__Dataset records__:

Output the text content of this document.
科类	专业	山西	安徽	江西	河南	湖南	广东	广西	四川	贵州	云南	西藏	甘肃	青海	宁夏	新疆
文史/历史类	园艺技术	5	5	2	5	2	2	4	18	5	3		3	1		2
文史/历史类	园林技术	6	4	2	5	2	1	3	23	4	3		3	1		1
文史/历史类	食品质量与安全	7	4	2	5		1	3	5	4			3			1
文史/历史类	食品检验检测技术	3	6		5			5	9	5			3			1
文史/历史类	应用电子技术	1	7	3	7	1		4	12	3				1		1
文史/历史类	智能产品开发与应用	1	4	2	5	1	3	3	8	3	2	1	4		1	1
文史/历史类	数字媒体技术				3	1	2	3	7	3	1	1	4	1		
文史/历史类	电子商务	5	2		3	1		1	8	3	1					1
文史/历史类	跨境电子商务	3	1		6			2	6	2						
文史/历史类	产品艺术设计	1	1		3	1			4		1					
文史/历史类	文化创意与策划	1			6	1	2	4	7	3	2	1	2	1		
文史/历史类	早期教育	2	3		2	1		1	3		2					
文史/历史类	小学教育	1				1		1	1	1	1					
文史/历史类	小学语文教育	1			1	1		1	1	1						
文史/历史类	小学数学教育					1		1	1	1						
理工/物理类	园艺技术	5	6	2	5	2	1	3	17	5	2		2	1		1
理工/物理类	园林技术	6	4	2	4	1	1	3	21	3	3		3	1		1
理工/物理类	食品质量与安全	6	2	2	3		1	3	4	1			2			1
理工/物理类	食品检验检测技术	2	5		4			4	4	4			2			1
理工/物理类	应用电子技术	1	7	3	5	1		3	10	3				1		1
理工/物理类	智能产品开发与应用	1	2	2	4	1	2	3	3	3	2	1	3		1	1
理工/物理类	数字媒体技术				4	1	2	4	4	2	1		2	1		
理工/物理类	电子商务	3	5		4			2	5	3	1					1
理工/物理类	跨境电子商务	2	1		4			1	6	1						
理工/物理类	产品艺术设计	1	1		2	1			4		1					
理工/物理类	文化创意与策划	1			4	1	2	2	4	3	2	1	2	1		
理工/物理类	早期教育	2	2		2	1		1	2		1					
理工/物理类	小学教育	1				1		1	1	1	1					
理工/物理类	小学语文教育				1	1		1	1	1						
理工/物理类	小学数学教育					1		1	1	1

__Aim of the exercise__: List every line above that holds the word "食品检验检测技术".

__Finished answer__:
文史/历史类	食品检验检测技术	3	6		5			5	9	5			3			1
理工/物理类	食品检验检测技术	2	5		4			4	4	4			2			1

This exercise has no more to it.